>> start Data excerpts

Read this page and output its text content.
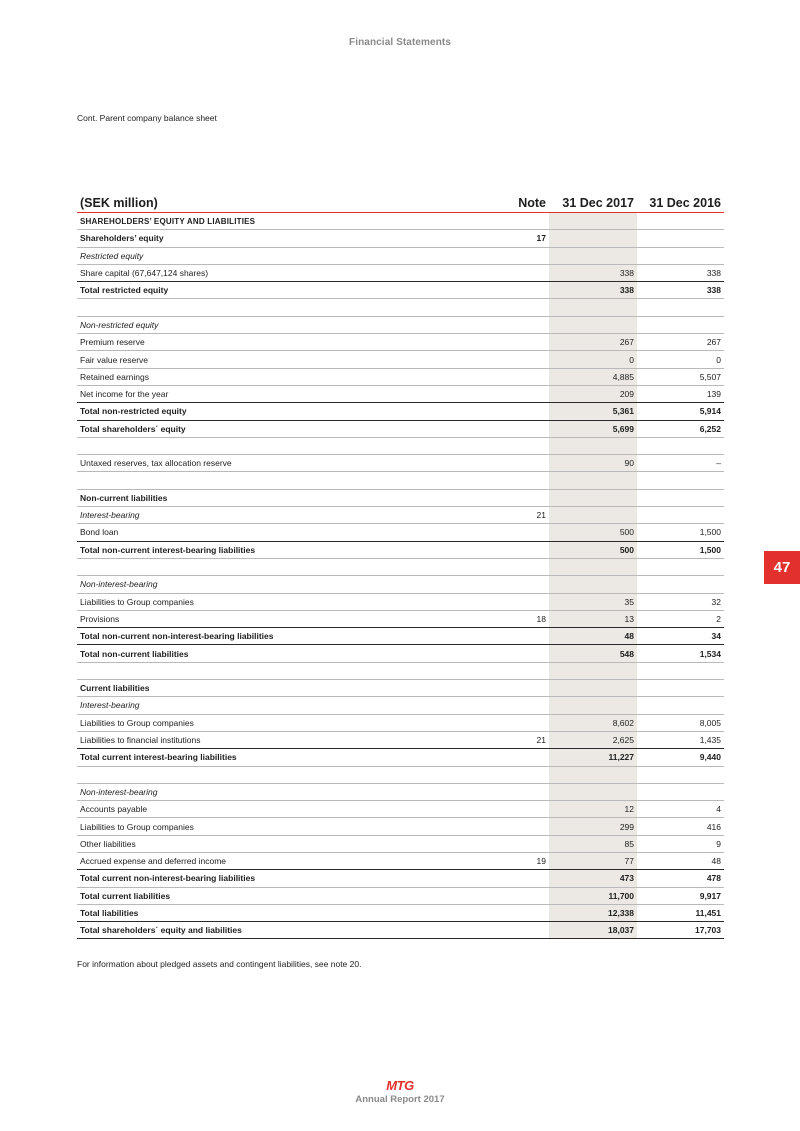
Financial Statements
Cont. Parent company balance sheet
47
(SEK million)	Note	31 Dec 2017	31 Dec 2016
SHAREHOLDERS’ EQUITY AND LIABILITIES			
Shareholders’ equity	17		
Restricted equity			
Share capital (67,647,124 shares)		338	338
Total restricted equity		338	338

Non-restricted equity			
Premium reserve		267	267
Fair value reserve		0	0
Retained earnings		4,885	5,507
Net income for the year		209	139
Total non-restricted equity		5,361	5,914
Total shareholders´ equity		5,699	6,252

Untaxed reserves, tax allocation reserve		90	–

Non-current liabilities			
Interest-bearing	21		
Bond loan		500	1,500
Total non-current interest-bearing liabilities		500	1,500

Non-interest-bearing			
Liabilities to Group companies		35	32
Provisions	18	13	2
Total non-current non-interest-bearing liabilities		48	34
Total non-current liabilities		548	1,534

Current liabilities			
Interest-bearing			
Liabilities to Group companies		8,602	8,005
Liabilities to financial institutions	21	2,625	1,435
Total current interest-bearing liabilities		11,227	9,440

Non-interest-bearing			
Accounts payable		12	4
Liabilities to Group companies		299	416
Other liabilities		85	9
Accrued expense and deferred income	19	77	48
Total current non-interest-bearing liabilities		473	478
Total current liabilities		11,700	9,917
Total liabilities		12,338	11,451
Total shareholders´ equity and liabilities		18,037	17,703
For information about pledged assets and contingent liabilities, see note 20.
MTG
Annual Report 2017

>> end Data excerpts
>> start Data excerpts

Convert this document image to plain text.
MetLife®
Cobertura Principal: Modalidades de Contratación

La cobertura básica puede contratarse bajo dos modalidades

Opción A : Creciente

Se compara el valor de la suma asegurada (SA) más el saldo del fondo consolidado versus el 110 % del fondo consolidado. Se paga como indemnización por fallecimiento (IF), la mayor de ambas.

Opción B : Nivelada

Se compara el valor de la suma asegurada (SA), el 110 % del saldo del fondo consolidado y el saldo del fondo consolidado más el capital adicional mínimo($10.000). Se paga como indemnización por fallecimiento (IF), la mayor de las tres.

>> end Data excerpts

[Set exercise] Working from the listing above, pick out every line that has "Total" and copy it.

[Solution to this task]
Total restricted equity		338	338
Total non-restricted equity		5,361	5,914
Total shareholders´ equity		5,699	6,252
Total non-current interest-bearing liabilities		500	1,500
Total non-current non-interest-bearing liabilities		48	34
Total non-current liabilities		548	1,534
Total current interest-bearing liabilities		11,227	9,440
Total current non-interest-bearing liabilities		473	478
Total current liabilities		11,700	9,917
Total liabilities		12,338	11,451
Total shareholders´ equity and liabilities		18,037	17,703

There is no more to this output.